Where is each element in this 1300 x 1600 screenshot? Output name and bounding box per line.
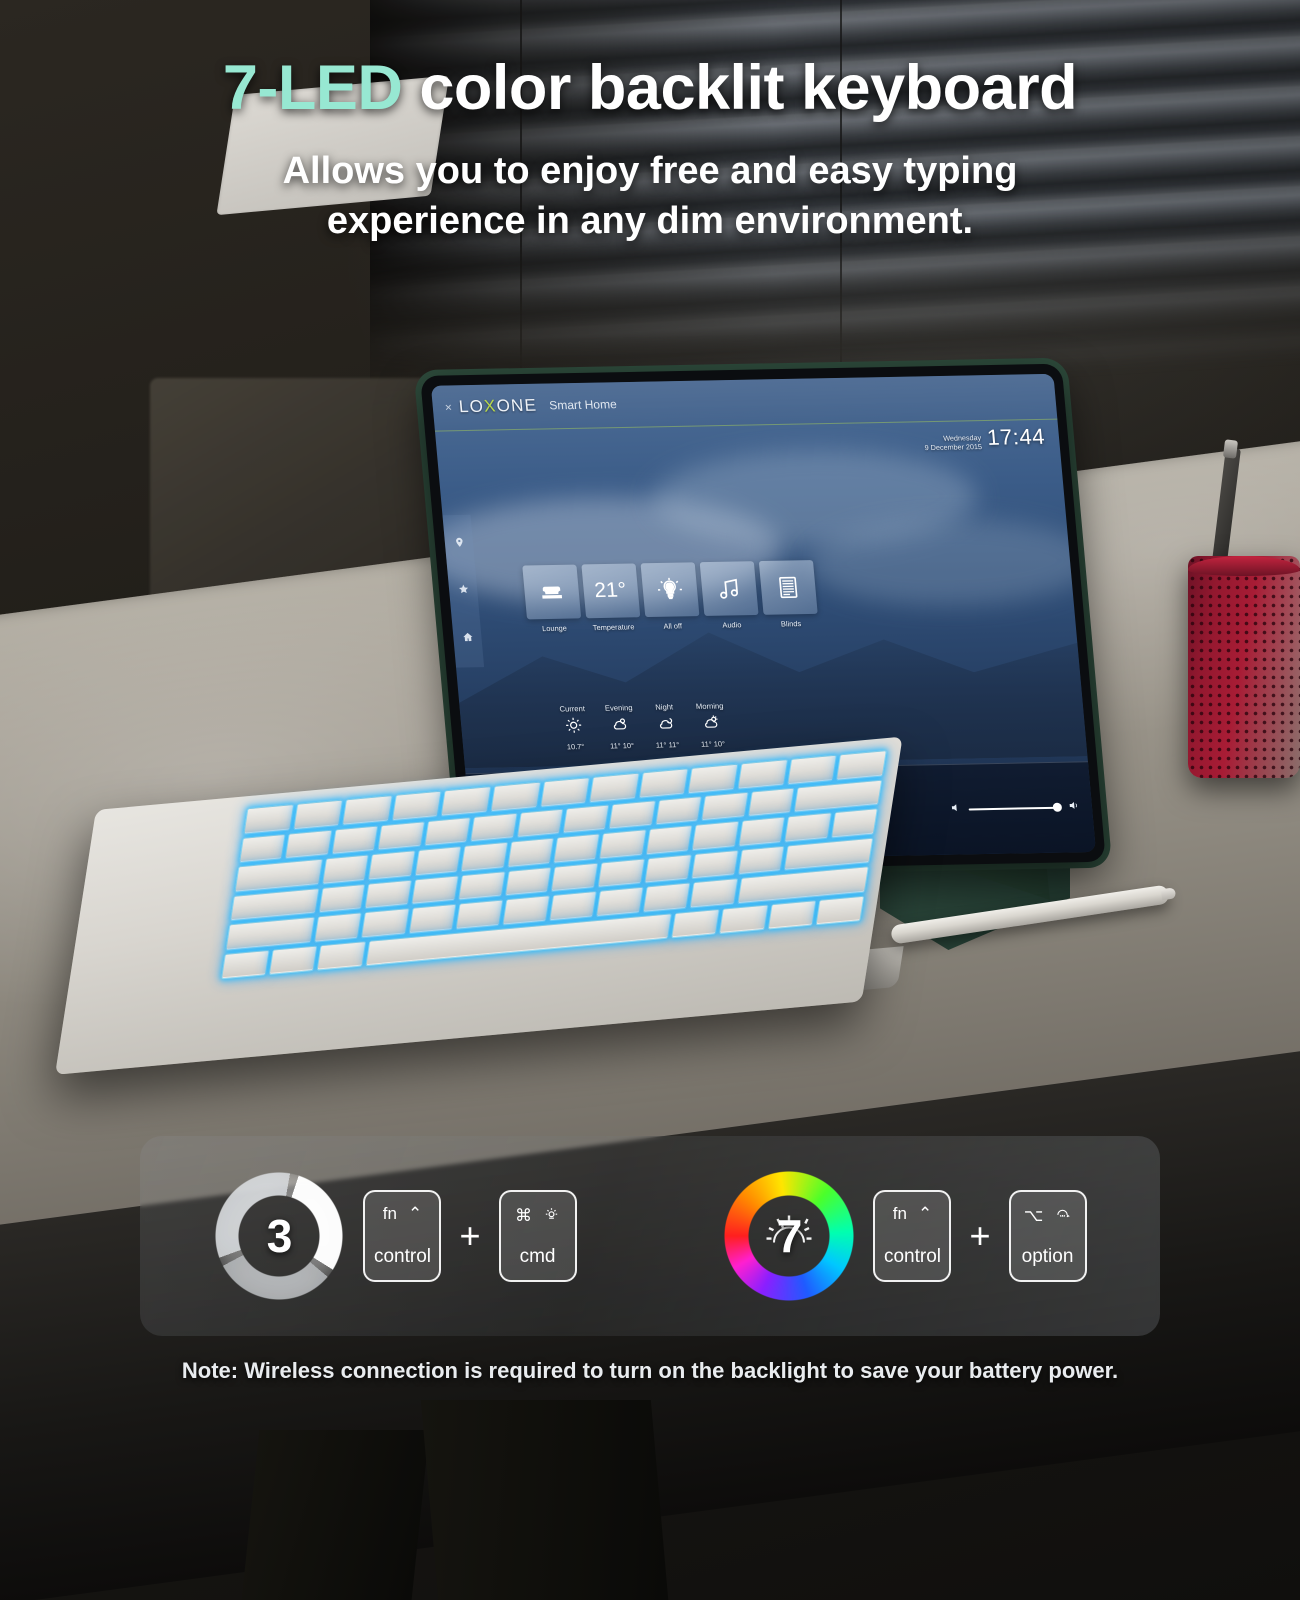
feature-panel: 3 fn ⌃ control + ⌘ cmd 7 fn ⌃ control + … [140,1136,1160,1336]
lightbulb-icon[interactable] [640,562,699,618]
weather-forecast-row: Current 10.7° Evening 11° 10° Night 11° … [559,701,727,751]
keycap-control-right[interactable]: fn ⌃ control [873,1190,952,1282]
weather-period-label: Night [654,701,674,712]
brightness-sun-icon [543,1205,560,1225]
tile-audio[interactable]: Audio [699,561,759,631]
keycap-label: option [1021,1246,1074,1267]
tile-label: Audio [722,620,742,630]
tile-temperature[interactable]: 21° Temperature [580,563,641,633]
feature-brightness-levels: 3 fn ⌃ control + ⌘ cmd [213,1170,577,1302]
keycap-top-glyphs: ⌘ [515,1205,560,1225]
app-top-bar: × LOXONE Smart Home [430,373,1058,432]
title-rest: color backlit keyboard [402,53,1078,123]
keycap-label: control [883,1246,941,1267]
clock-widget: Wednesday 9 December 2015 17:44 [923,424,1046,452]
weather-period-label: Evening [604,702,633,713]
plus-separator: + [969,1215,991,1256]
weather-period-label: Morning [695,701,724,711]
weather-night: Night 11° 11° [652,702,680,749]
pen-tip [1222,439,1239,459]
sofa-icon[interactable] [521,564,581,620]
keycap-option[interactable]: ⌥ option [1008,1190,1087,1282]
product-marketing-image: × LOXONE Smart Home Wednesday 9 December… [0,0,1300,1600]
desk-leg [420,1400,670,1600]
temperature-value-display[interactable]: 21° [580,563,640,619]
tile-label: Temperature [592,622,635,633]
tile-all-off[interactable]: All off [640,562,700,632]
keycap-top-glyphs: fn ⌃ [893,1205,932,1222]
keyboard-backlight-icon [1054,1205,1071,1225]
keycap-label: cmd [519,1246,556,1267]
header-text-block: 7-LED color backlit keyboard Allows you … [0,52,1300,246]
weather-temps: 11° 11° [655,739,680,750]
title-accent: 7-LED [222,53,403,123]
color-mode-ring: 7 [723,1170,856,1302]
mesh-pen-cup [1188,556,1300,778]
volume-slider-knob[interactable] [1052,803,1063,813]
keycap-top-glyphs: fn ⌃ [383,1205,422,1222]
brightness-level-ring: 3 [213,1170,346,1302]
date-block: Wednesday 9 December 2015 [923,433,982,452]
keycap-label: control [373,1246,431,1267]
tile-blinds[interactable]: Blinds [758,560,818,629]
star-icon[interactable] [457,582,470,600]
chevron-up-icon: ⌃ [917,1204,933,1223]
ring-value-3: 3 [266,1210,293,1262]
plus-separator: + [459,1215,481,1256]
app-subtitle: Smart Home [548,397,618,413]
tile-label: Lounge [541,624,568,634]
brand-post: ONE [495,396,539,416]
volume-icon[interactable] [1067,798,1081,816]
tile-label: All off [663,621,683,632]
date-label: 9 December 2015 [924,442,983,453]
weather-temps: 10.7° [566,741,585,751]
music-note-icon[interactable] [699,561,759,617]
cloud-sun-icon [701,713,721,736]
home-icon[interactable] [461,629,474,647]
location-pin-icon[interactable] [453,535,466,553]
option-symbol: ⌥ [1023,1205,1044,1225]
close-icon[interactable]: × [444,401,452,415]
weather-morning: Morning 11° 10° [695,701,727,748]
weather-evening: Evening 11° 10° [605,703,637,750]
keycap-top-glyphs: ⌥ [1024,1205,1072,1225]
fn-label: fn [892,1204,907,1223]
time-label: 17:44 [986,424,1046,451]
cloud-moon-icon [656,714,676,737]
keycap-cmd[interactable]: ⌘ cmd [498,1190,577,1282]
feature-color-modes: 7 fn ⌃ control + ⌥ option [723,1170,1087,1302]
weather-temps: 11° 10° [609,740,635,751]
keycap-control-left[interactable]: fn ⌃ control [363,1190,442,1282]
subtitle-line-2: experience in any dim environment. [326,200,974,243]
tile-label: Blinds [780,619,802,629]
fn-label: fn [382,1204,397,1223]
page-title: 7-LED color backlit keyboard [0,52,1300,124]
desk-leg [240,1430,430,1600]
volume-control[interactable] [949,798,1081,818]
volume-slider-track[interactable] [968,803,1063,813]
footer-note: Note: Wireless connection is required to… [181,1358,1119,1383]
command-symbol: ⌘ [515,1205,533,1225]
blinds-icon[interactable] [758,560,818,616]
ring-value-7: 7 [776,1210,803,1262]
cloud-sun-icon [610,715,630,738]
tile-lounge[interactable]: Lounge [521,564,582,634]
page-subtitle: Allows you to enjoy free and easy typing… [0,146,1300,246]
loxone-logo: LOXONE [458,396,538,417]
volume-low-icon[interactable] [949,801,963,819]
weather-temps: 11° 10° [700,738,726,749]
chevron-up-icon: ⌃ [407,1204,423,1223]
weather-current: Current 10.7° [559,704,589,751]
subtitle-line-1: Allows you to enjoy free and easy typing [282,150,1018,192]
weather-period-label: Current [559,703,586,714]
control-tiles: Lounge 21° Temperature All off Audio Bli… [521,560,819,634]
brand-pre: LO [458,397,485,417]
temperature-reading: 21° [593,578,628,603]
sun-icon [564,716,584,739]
—————
Gather every line of the material above that contains the string "subtitle". Matches must have the same case.

**Exercise solution**
app-subtitle: Smart Home [548,397,618,413]
subtitle-line-2: experience in any dim environment. [326,200,974,243]
page-subtitle: Allows you to enjoy free and easy typing… [0,146,1300,246]
subtitle-line-1: Allows you to enjoy free and easy typing [282,150,1018,192]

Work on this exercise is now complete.